#### [What is expected]
Copy every entry precisely.

* start *

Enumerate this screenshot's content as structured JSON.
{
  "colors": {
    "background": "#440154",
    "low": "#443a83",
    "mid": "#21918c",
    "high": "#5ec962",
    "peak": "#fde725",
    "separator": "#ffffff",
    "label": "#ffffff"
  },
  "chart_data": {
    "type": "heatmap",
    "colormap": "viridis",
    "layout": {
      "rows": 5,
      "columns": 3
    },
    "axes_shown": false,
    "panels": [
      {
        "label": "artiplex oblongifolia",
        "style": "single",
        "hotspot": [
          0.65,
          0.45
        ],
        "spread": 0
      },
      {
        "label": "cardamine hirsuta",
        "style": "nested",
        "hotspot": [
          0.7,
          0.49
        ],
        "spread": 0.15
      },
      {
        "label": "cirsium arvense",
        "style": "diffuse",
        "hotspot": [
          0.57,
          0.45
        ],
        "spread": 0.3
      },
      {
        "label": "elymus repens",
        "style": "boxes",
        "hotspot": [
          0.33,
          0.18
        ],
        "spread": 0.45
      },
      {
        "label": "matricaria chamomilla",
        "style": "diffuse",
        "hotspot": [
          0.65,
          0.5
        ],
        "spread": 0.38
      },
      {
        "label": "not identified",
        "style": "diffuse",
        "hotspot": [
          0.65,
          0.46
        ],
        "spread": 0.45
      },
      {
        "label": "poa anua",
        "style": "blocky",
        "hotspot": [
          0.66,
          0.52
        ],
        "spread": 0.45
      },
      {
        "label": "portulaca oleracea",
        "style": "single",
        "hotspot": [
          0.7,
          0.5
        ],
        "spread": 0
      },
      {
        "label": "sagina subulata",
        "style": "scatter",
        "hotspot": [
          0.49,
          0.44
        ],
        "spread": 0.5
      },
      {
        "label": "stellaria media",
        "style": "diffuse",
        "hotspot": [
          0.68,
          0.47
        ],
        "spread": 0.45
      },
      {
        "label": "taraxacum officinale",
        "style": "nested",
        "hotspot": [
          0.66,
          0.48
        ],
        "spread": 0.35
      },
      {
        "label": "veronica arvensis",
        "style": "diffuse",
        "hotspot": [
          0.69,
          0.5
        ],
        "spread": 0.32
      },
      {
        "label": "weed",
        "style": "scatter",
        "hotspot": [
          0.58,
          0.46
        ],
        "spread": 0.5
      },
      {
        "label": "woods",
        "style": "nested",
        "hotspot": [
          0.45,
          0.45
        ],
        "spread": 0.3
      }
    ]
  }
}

* end *

#### [Solution to the problem]
Enumerate this screenshot's content as structured JSON.
{
  "colors": {
    "background": "#440154",
    "low": "#443a83",
    "mid": "#21918c",
    "high": "#5ec962",
    "peak": "#fde725",
    "separator": "#ffffff",
    "label": "#ffffff"
  },
  "chart_data": {
    "type": "heatmap",
    "colormap": "viridis",
    "layout": {
      "rows": 5,
      "columns": 3
    },
    "axes_shown": false,
    "panels": [
      {
        "label": "artiplex oblongifolia",
        "style": "single",
        "hotspot": [
          0.65,
          0.45
        ],
        "spread": 0
      },
      {
        "label": "cardamine hirsuta",
        "style": "nested",
        "hotspot": [
          0.7,
          0.49
        ],
        "spread": 0.15
      },
      {
        "label": "cirsium arvense",
        "style": "diffuse",
        "hotspot": [
          0.57,
          0.45
        ],
        "spread": 0.3
      },
      {
        "label": "elymus repens",
        "style": "boxes",
        "hotspot": [
          0.33,
          0.18
        ],
        "spread": 0.45
      },
      {
        "label": "matricaria chamomilla",
        "style": "diffuse",
        "hotspot": [
          0.65,
          0.5
        ],
        "spread": 0.38
      },
      {
        "label": "not identified",
        "style": "diffuse",
        "hotspot": [
          0.65,
          0.46
        ],
        "spread": 0.45
      },
      {
        "label": "poa anua",
        "style": "blocky",
        "hotspot": [
          0.66,
          0.52
        ],
        "spread": 0.45
      },
      {
        "label": "portulaca oleracea",
        "style": "single",
        "hotspot": [
          0.7,
          0.5
        ],
        "spread": 0
      },
      {
        "label": "sagina subulata",
        "style": "scatter",
        "hotspot": [
          0.49,
          0.44
        ],
        "spread": 0.5
      },
      {
        "label": "stellaria media",
        "style": "diffuse",
        "hotspot": [
          0.68,
          0.47
        ],
        "spread": 0.45
      },
      {
        "label": "taraxacum officinale",
        "style": "nested",
        "hotspot": [
          0.66,
          0.48
        ],
        "spread": 0.35
      },
      {
        "label": "veronica arvensis",
        "style": "diffuse",
        "hotspot": [
          0.69,
          0.5
        ],
        "spread": 0.32
      },
      {
        "label": "weed",
        "style": "scatter",
        "hotspot": [
          0.58,
          0.46
        ],
        "spread": 0.5
      },
      {
        "label": "woods",
        "style": "nested",
        "hotspot": [
          0.45,
          0.45
        ],
        "spread": 0.3
      }
    ]
  }
}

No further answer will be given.